Exercise requirements -> Lines containing the string "icon" are to be counted. Write only how many there are.

Dataset items ->
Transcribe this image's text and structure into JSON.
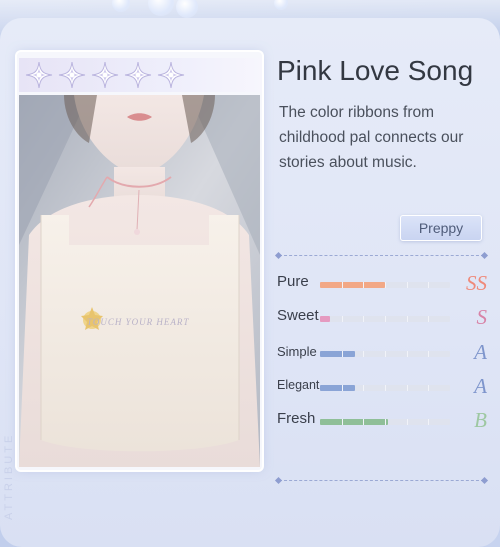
{
  "card": {
    "rarity_stars": 5,
    "side_label": "ATTRIBUTE",
    "shirt_print": "TOUCH YOUR HEART"
  },
  "item": {
    "name": "Pink Love Song",
    "description": "The color ribbons from childhood pal connects our stories about music.",
    "style_tag": "Preppy"
  },
  "attributes": [
    {
      "name": "Pure",
      "grade": "SS",
      "level": 0.5,
      "color": "#f2a886",
      "grade_color": "#ef8a7a"
    },
    {
      "name": "Sweet",
      "grade": "S",
      "level": 0.08,
      "color": "#e59ac0",
      "grade_color": "#d883a7"
    },
    {
      "name": "Simple",
      "grade": "A",
      "level": 0.27,
      "color": "#8aa4d6",
      "grade_color": "#7e95cc"
    },
    {
      "name": "Elegant",
      "grade": "A",
      "level": 0.27,
      "color": "#8aa4d6",
      "grade_color": "#7e95cc"
    },
    {
      "name": "Fresh",
      "grade": "B",
      "level": 0.52,
      "color": "#8fbf98",
      "grade_color": "#9ec8a2"
    }
  ]
}
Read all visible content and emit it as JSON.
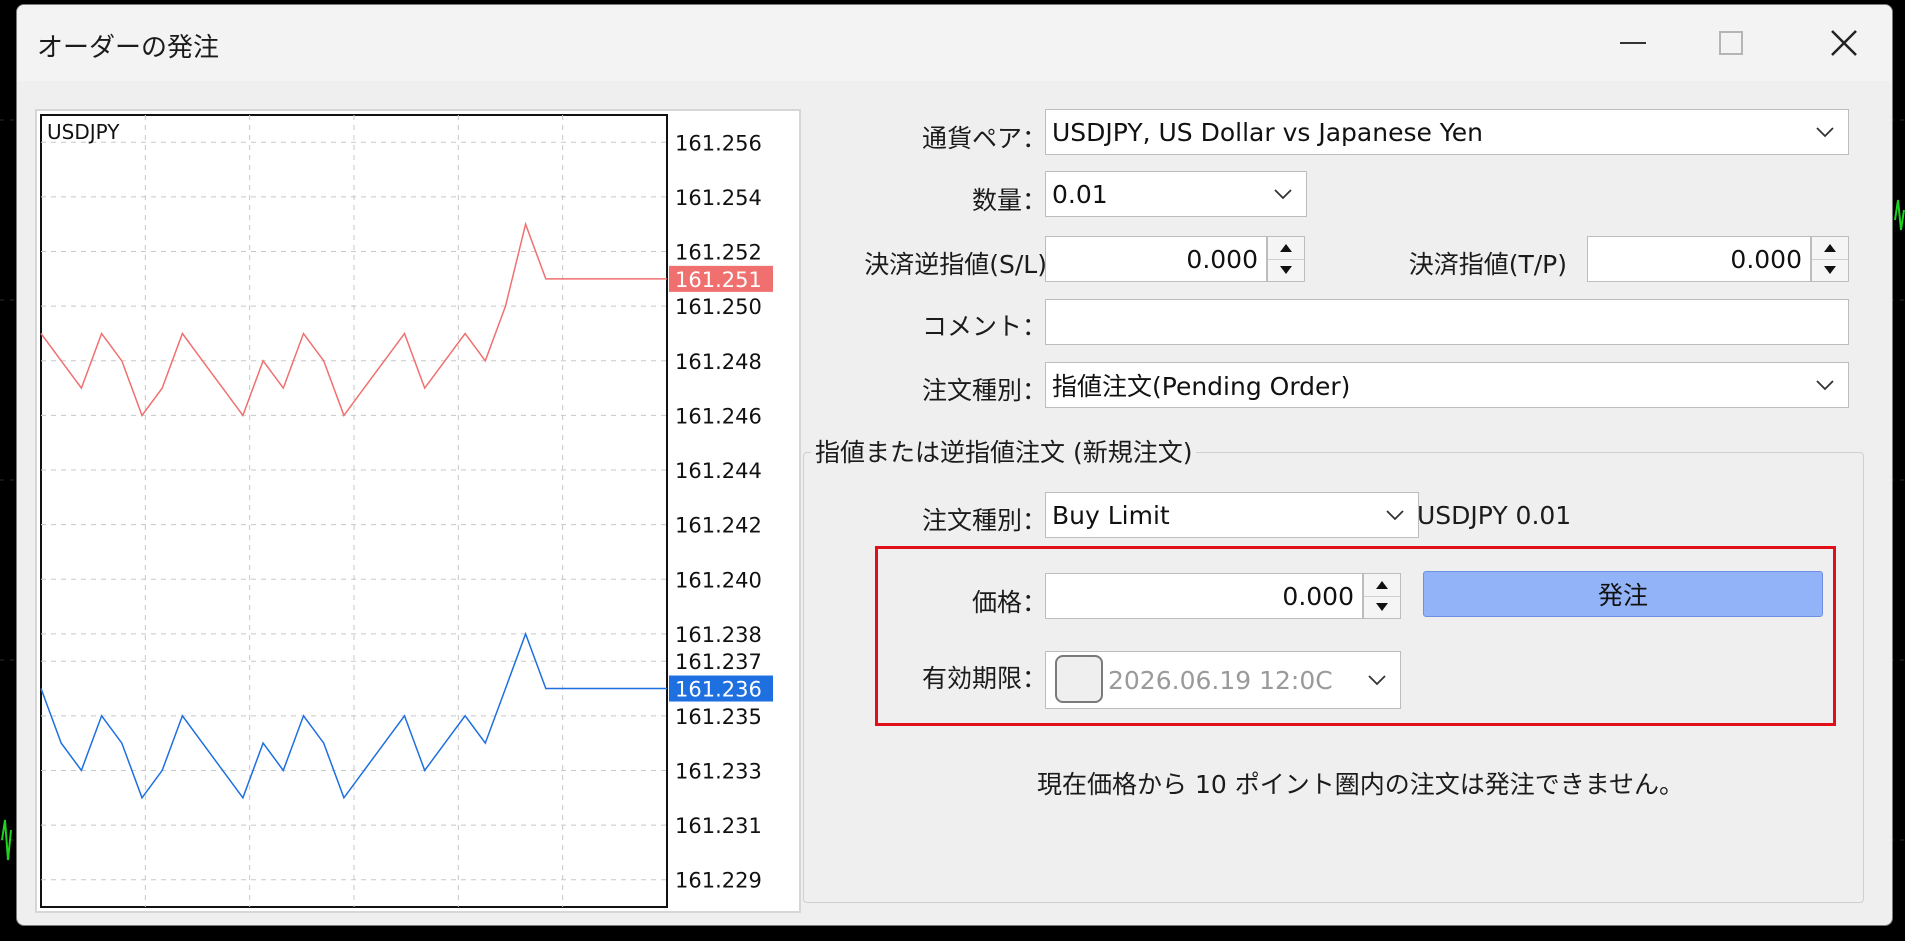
{
  "window": {
    "title": "オーダーの発注",
    "minimize_icon": "minimize-icon",
    "maximize_icon": "maximize-icon",
    "close_icon": "close-icon"
  },
  "chart": {
    "symbol": "USDJPY",
    "price_ticks": [
      "161.256",
      "161.254",
      "161.252",
      "161.250",
      "161.248",
      "161.246",
      "161.244",
      "161.242",
      "161.240",
      "161.238",
      "161.237",
      "161.235",
      "161.233",
      "161.231",
      "161.229"
    ],
    "ask": {
      "value": "161.251",
      "color": "#f07070"
    },
    "bid": {
      "value": "161.236",
      "color": "#1e6fe0"
    }
  },
  "chart_data": {
    "type": "line",
    "title": "USDJPY",
    "ylim": [
      161.228,
      161.257
    ],
    "series": [
      {
        "values": [
          161.249,
          161.248,
          161.247,
          161.249,
          161.248,
          161.246,
          161.247,
          161.249,
          161.248,
          161.247,
          161.246,
          161.248,
          161.247,
          161.249,
          161.248,
          161.246,
          161.247,
          161.248,
          161.249,
          161.247,
          161.248,
          161.249,
          161.248,
          161.25,
          161.253,
          161.251,
          161.251,
          161.251,
          161.251,
          161.251,
          161.251,
          161.251
        ]
      },
      {
        "values": [
          161.236,
          161.234,
          161.233,
          161.235,
          161.234,
          161.232,
          161.233,
          161.235,
          161.234,
          161.233,
          161.232,
          161.234,
          161.233,
          161.235,
          161.234,
          161.232,
          161.233,
          161.234,
          161.235,
          161.233,
          161.234,
          161.235,
          161.234,
          161.236,
          161.238,
          161.236,
          161.236,
          161.236,
          161.236,
          161.236,
          161.236,
          161.236
        ]
      }
    ]
  },
  "form": {
    "currency_pair": {
      "label": "通貨ペア：",
      "value": "USDJPY, US Dollar vs Japanese Yen"
    },
    "volume": {
      "label": "数量：",
      "value": "0.01"
    },
    "stop_loss": {
      "label": "決済逆指値(S/L)",
      "value": "0.000"
    },
    "take_profit": {
      "label": "決済指値(T/P)",
      "value": "0.000"
    },
    "comment": {
      "label": "コメント：",
      "value": ""
    },
    "order_type": {
      "label": "注文種別：",
      "value": "指値注文(Pending Order)"
    }
  },
  "pending_group": {
    "title": "指値または逆指値注文 (新規注文)",
    "type_label": "注文種別：",
    "type_value": "Buy Limit",
    "summary": "USDJPY 0.01",
    "price_label": "価格：",
    "price_value": "0.000",
    "submit_label": "発注",
    "expiry_label": "有効期限：",
    "expiry_value": "2026.06.19 12:0C",
    "note": "現在価格から 10 ポイント圏内の注文は発注できません。"
  },
  "colors": {
    "highlight": "#e0101a",
    "submit": "#93b3f8"
  }
}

Exercise output -> 3